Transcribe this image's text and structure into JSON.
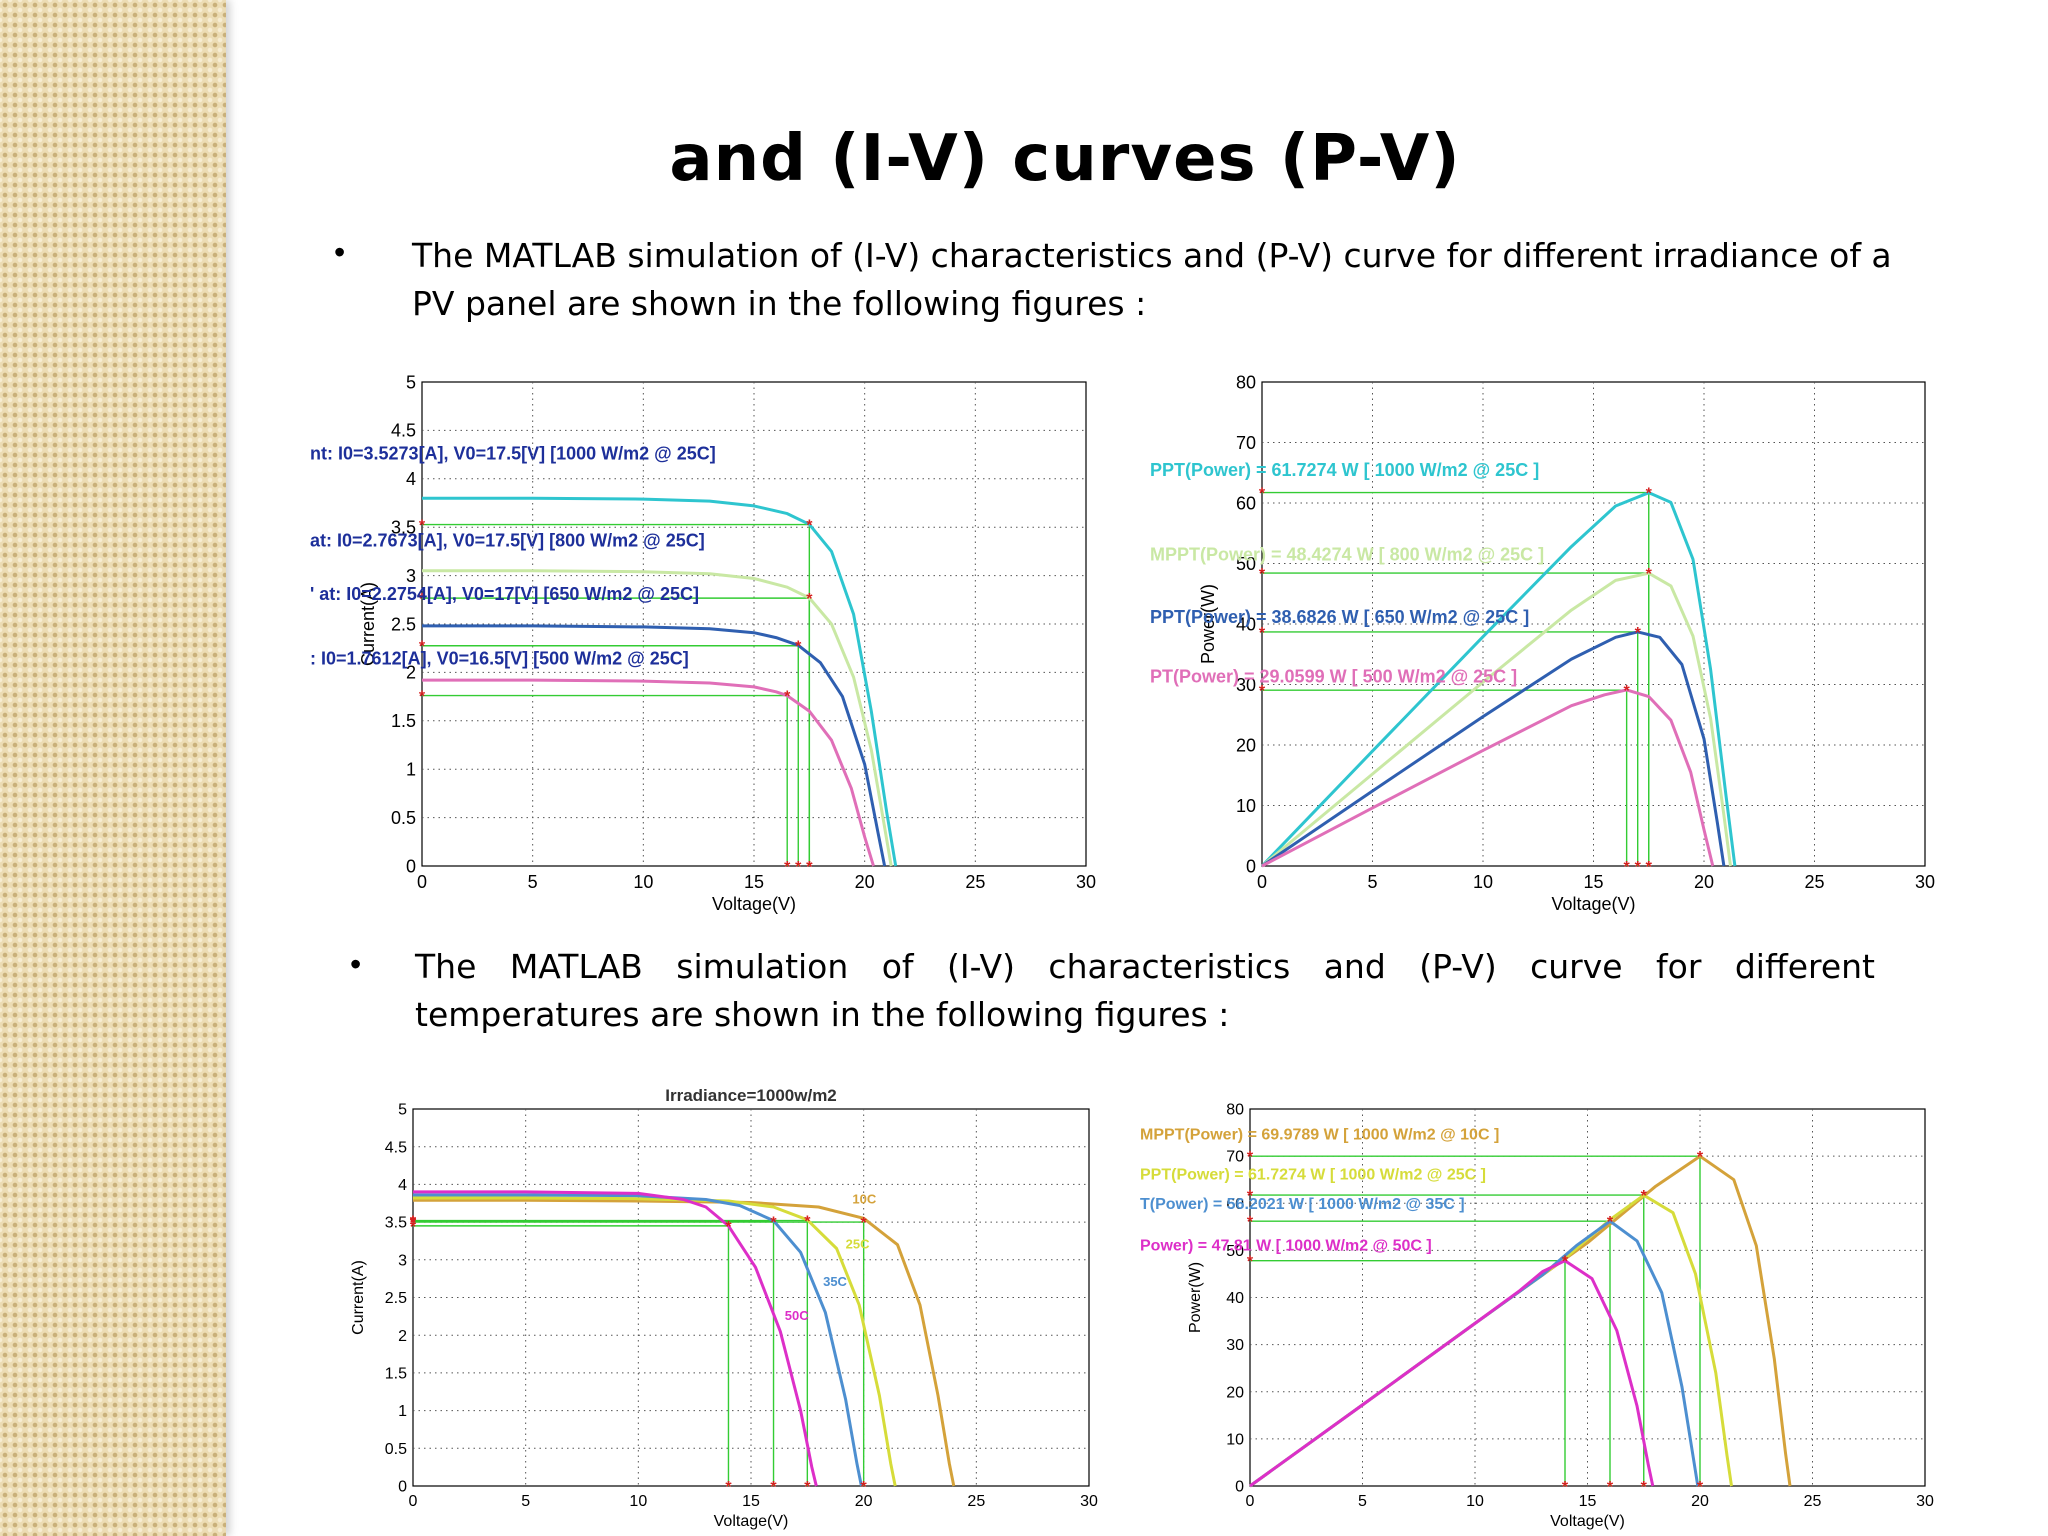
{
  "slide": {
    "title": "and (I-V) curves (P-V)",
    "bullet1": "The MATLAB simulation of (I-V) characteristics and (P-V) curve for different irradiance of a PV panel are shown in the following figures :",
    "bullet2_line1": "The MATLAB simulation of (I-V) characteristics and (P-V) curve for different",
    "bullet2_line2": "temperatures are shown in the following figures :",
    "bullet_symbol": "•"
  },
  "chart_data": [
    {
      "id": "iv-irradiance",
      "type": "line",
      "title": "",
      "xlabel": "Voltage(V)",
      "ylabel": "Current(A)",
      "xlim": [
        0,
        30
      ],
      "ylim": [
        0,
        5
      ],
      "xticks": [
        0,
        5,
        10,
        15,
        20,
        25,
        30
      ],
      "yticks": [
        0,
        0.5,
        1,
        1.5,
        2,
        2.5,
        3,
        3.5,
        4,
        4.5,
        5
      ],
      "grid": true,
      "series": [
        {
          "color": "#2ec5cf",
          "x": [
            0,
            5,
            10,
            13,
            15,
            16.5,
            17.5,
            18.5,
            19.5,
            20.3,
            21.0,
            21.4
          ],
          "y": [
            3.8,
            3.8,
            3.79,
            3.77,
            3.72,
            3.64,
            3.53,
            3.25,
            2.6,
            1.6,
            0.55,
            0
          ]
        },
        {
          "color": "#c9e8a4",
          "x": [
            0,
            5,
            10,
            13,
            15,
            16.5,
            17.5,
            18.5,
            19.5,
            20.3,
            20.9,
            21.2
          ],
          "y": [
            3.05,
            3.05,
            3.04,
            3.02,
            2.97,
            2.88,
            2.77,
            2.5,
            1.95,
            1.2,
            0.4,
            0
          ]
        },
        {
          "color": "#2f5fb0",
          "x": [
            0,
            5,
            10,
            13,
            15,
            16,
            17,
            18,
            19,
            20,
            20.6,
            20.9
          ],
          "y": [
            2.48,
            2.48,
            2.47,
            2.45,
            2.41,
            2.36,
            2.28,
            2.1,
            1.75,
            1.05,
            0.35,
            0
          ]
        },
        {
          "color": "#e06fb8",
          "x": [
            0,
            5,
            10,
            13,
            15,
            16,
            16.5,
            17.5,
            18.5,
            19.4,
            20.0,
            20.4
          ],
          "y": [
            1.92,
            1.92,
            1.91,
            1.89,
            1.85,
            1.8,
            1.76,
            1.6,
            1.3,
            0.8,
            0.3,
            0
          ]
        }
      ],
      "mpp": [
        {
          "v": 17.5,
          "i": 3.5273
        },
        {
          "v": 17.5,
          "i": 2.7673
        },
        {
          "v": 17,
          "i": 2.2754
        },
        {
          "v": 16.5,
          "i": 1.7612
        }
      ],
      "annotations": [
        {
          "text": "nt: I0=3.5273[A],  V0=17.5[V]  [1000 W/m2  @ 25C]",
          "y": 4.2
        },
        {
          "text": "at: I0=2.7673[A],  V0=17.5[V]  [800 W/m2  @ 25C]",
          "y": 3.3
        },
        {
          "text": "' at: I0=2.2754[A],  V0=17[V]  [650 W/m2  @ 25C]",
          "y": 2.75
        },
        {
          "text": ": I0=1.7612[A],  V0=16.5[V]  [500 W/m2  @ 25C]",
          "y": 2.08
        }
      ]
    },
    {
      "id": "pv-irradiance",
      "type": "line",
      "title": "",
      "xlabel": "Voltage(V)",
      "ylabel": "Power(W)",
      "xlim": [
        0,
        30
      ],
      "ylim": [
        0,
        80
      ],
      "xticks": [
        0,
        5,
        10,
        15,
        20,
        25,
        30
      ],
      "yticks": [
        0,
        10,
        20,
        30,
        40,
        50,
        60,
        70,
        80
      ],
      "grid": true,
      "series": [
        {
          "color": "#2ec5cf",
          "x": [
            0,
            5,
            10,
            14,
            16,
            17.5,
            18.5,
            19.5,
            20.3,
            21.0,
            21.4
          ],
          "y": [
            0,
            19,
            37.9,
            52.8,
            59.5,
            61.7,
            60.1,
            50.7,
            32.5,
            11.5,
            0
          ]
        },
        {
          "color": "#c9e8a4",
          "x": [
            0,
            5,
            10,
            14,
            16,
            17.5,
            18.5,
            19.5,
            20.3,
            20.9,
            21.2
          ],
          "y": [
            0,
            15.2,
            30.4,
            42.3,
            47.2,
            48.4,
            46.3,
            38,
            24.4,
            8.4,
            0
          ]
        },
        {
          "color": "#2f5fb0",
          "x": [
            0,
            5,
            10,
            14,
            16,
            17,
            18,
            19,
            20,
            20.6,
            20.9
          ],
          "y": [
            0,
            12.4,
            24.7,
            34.2,
            37.8,
            38.7,
            37.8,
            33.3,
            21,
            7.2,
            0
          ]
        },
        {
          "color": "#e06fb8",
          "x": [
            0,
            5,
            10,
            14,
            15.5,
            16.5,
            17.5,
            18.5,
            19.4,
            20.0,
            20.4
          ],
          "y": [
            0,
            9.6,
            19.1,
            26.5,
            28.3,
            29.1,
            28,
            24.1,
            15.5,
            6,
            0
          ]
        }
      ],
      "mpp": [
        {
          "v": 17.5,
          "p": 61.7274
        },
        {
          "v": 17.5,
          "p": 48.4274
        },
        {
          "v": 17,
          "p": 38.6826
        },
        {
          "v": 16.5,
          "p": 29.0599
        }
      ],
      "annotations": [
        {
          "text": "PPT(Power) = 61.7274 W   [ 1000 W/m2  @ 25C  ]",
          "y": 64.5,
          "color": "#2ec5cf"
        },
        {
          "text": "MPPT(Power) = 48.4274 W  [ 800 W/m2  @ 25C  ]",
          "y": 50.5,
          "color": "#c9e8a4"
        },
        {
          "text": "PPT(Power) = 38.6826 W   [ 650 W/m2  @ 25C  ]",
          "y": 40.2,
          "color": "#2f5fb0"
        },
        {
          "text": "PT(Power) = 29.0599 W   [ 500 W/m2  @ 25C  ]",
          "y": 30.3,
          "color": "#e06fb8"
        }
      ]
    },
    {
      "id": "iv-temperature",
      "type": "line",
      "title": "Irradiance=1000w/m2",
      "xlabel": "Voltage(V)",
      "ylabel": "Current(A)",
      "xlim": [
        0,
        30
      ],
      "ylim": [
        0,
        5
      ],
      "xticks": [
        0,
        5,
        10,
        15,
        20,
        25,
        30
      ],
      "yticks": [
        0,
        0.5,
        1,
        1.5,
        2,
        2.5,
        3,
        3.5,
        4,
        4.5,
        5
      ],
      "grid": true,
      "series": [
        {
          "name": "10C",
          "color": "#d4a23a",
          "x": [
            0,
            5,
            10,
            15,
            18,
            20,
            21.5,
            22.5,
            23.3,
            23.8,
            24.0
          ],
          "y": [
            3.79,
            3.79,
            3.78,
            3.76,
            3.7,
            3.55,
            3.2,
            2.4,
            1.2,
            0.3,
            0
          ]
        },
        {
          "name": "25C",
          "color": "#d6dc3a",
          "x": [
            0,
            5,
            10,
            14,
            16,
            17.5,
            18.8,
            19.8,
            20.7,
            21.2,
            21.4
          ],
          "y": [
            3.82,
            3.82,
            3.81,
            3.78,
            3.7,
            3.53,
            3.15,
            2.4,
            1.2,
            0.3,
            0
          ]
        },
        {
          "name": "35C",
          "color": "#4d8fd0",
          "x": [
            0,
            5,
            10,
            13,
            14.5,
            16,
            17.2,
            18.3,
            19.2,
            19.7,
            19.9
          ],
          "y": [
            3.86,
            3.86,
            3.85,
            3.8,
            3.72,
            3.52,
            3.1,
            2.3,
            1.15,
            0.3,
            0
          ]
        },
        {
          "name": "50C",
          "color": "#dd2fc8",
          "x": [
            0,
            5,
            10,
            12,
            13,
            14,
            15.2,
            16.3,
            17.2,
            17.7,
            17.9
          ],
          "y": [
            3.9,
            3.9,
            3.88,
            3.8,
            3.7,
            3.45,
            2.9,
            2.05,
            1.0,
            0.25,
            0
          ]
        }
      ],
      "mpp": [
        {
          "v": 20,
          "i": 3.5
        },
        {
          "v": 17.5,
          "i": 3.52
        },
        {
          "v": 16,
          "i": 3.51
        },
        {
          "v": 14,
          "i": 3.45
        }
      ],
      "curve_labels": [
        {
          "text": "10C",
          "x": 19.5,
          "y": 3.75,
          "color": "#d4a23a"
        },
        {
          "text": "25C",
          "x": 19.2,
          "y": 3.15,
          "color": "#d6dc3a"
        },
        {
          "text": "35C",
          "x": 18.2,
          "y": 2.65,
          "color": "#4d8fd0"
        },
        {
          "text": "50C",
          "x": 16.5,
          "y": 2.2,
          "color": "#dd2fc8"
        }
      ]
    },
    {
      "id": "pv-temperature",
      "type": "line",
      "title": "",
      "xlabel": "Voltage(V)",
      "ylabel": "Power(W)",
      "xlim": [
        0,
        30
      ],
      "ylim": [
        0,
        80
      ],
      "xticks": [
        0,
        5,
        10,
        15,
        20,
        25,
        30
      ],
      "yticks": [
        0,
        10,
        20,
        30,
        40,
        50,
        60,
        70,
        80
      ],
      "grid": true,
      "series": [
        {
          "name": "10C",
          "color": "#d4a23a",
          "x": [
            0,
            5,
            10,
            15,
            18,
            20,
            21.5,
            22.5,
            23.3,
            23.8,
            24.0
          ],
          "y": [
            0,
            17.2,
            34.5,
            51.6,
            63.5,
            69.98,
            65,
            51,
            27,
            7,
            0
          ]
        },
        {
          "name": "25C",
          "color": "#d6dc3a",
          "x": [
            0,
            5,
            10,
            14,
            16,
            17.5,
            18.8,
            19.8,
            20.7,
            21.2,
            21.4
          ],
          "y": [
            0,
            17.2,
            34.5,
            48.3,
            56.5,
            61.7,
            58,
            45,
            24,
            6.5,
            0
          ]
        },
        {
          "name": "35C",
          "color": "#4d8fd0",
          "x": [
            0,
            5,
            10,
            13,
            14.5,
            16,
            17.2,
            18.3,
            19.2,
            19.7,
            19.9
          ],
          "y": [
            0,
            17.2,
            34.5,
            44.8,
            51,
            56.2,
            52,
            41,
            21,
            6,
            0
          ]
        },
        {
          "name": "50C",
          "color": "#dd2fc8",
          "x": [
            0,
            5,
            10,
            12,
            13,
            14,
            15.2,
            16.3,
            17.2,
            17.7,
            17.9
          ],
          "y": [
            0,
            17.2,
            34.5,
            41.5,
            45.5,
            47.8,
            44,
            33,
            17,
            4.5,
            0
          ]
        }
      ],
      "mpp": [
        {
          "v": 20,
          "p": 69.9789
        },
        {
          "v": 17.5,
          "p": 61.7274
        },
        {
          "v": 16,
          "p": 56.2021
        },
        {
          "v": 14,
          "p": 47.81
        }
      ],
      "annotations": [
        {
          "text": "MPPT(Power) = 69.9789 W   [ 1000 W/m2  @ 10C  ]",
          "y": 73.5,
          "color": "#d4a23a"
        },
        {
          "text": "PPT(Power) = 61.7274 W   [ 1000 W/m2  @ 25C  ]",
          "y": 65,
          "color": "#d6dc3a"
        },
        {
          "text": "T(Power) = 56.2021 W   [ 1000 W/m2  @ 35C  ]",
          "y": 58.8,
          "color": "#4d8fd0"
        },
        {
          "text": "Power) = 47.81 W   [ 1000 W/m2  @ 50C  ]",
          "y": 50,
          "color": "#dd2fc8"
        }
      ]
    }
  ]
}
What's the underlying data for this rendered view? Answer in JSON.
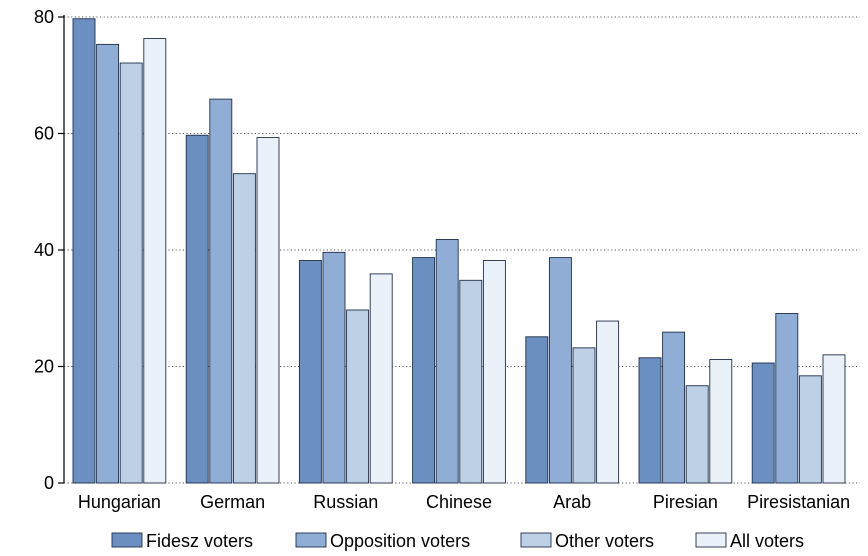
{
  "chart_data": {
    "type": "bar",
    "title": "",
    "xlabel": "",
    "ylabel": "",
    "ylim": [
      0,
      80
    ],
    "yticks": [
      0,
      20,
      40,
      60,
      80
    ],
    "grid": true,
    "legend_position": "bottom",
    "categories": [
      "Hungarian",
      "German",
      "Russian",
      "Chinese",
      "Arab",
      "Piresian",
      "Piresistanian"
    ],
    "series": [
      {
        "name": "Fidesz voters",
        "color": "#6a8fc0",
        "values": [
          79.7,
          59.7,
          38.2,
          38.7,
          25.1,
          21.5,
          20.6
        ]
      },
      {
        "name": "Opposition voters",
        "color": "#90aed5",
        "values": [
          75.3,
          65.9,
          39.6,
          41.8,
          38.7,
          25.9,
          29.1
        ]
      },
      {
        "name": "Other voters",
        "color": "#bdd0e6",
        "values": [
          72.1,
          53.1,
          29.7,
          34.8,
          23.2,
          16.7,
          18.4
        ]
      },
      {
        "name": "All voters",
        "color": "#ebf1f8",
        "values": [
          76.3,
          59.3,
          35.9,
          38.2,
          27.8,
          21.2,
          22.0
        ]
      }
    ]
  }
}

——————————

> **Work to be completed**
Exactly the lines from the one containing "What's the underlying" to the final line of the entries are wanted; please write them out, both ends included, but not the pictures.

> **Result of this task**
What's the underlying data for this rendered view? Answer in JSON.
{
  "chart_data": {
    "type": "bar",
    "title": "",
    "xlabel": "",
    "ylabel": "",
    "ylim": [
      0,
      80
    ],
    "yticks": [
      0,
      20,
      40,
      60,
      80
    ],
    "grid": true,
    "legend_position": "bottom",
    "categories": [
      "Hungarian",
      "German",
      "Russian",
      "Chinese",
      "Arab",
      "Piresian",
      "Piresistanian"
    ],
    "series": [
      {
        "name": "Fidesz voters",
        "color": "#6a8fc0",
        "values": [
          79.7,
          59.7,
          38.2,
          38.7,
          25.1,
          21.5,
          20.6
        ]
      },
      {
        "name": "Opposition voters",
        "color": "#90aed5",
        "values": [
          75.3,
          65.9,
          39.6,
          41.8,
          38.7,
          25.9,
          29.1
        ]
      },
      {
        "name": "Other voters",
        "color": "#bdd0e6",
        "values": [
          72.1,
          53.1,
          29.7,
          34.8,
          23.2,
          16.7,
          18.4
        ]
      },
      {
        "name": "All voters",
        "color": "#ebf1f8",
        "values": [
          76.3,
          59.3,
          35.9,
          38.2,
          27.8,
          21.2,
          22.0
        ]
      }
    ]
  }
}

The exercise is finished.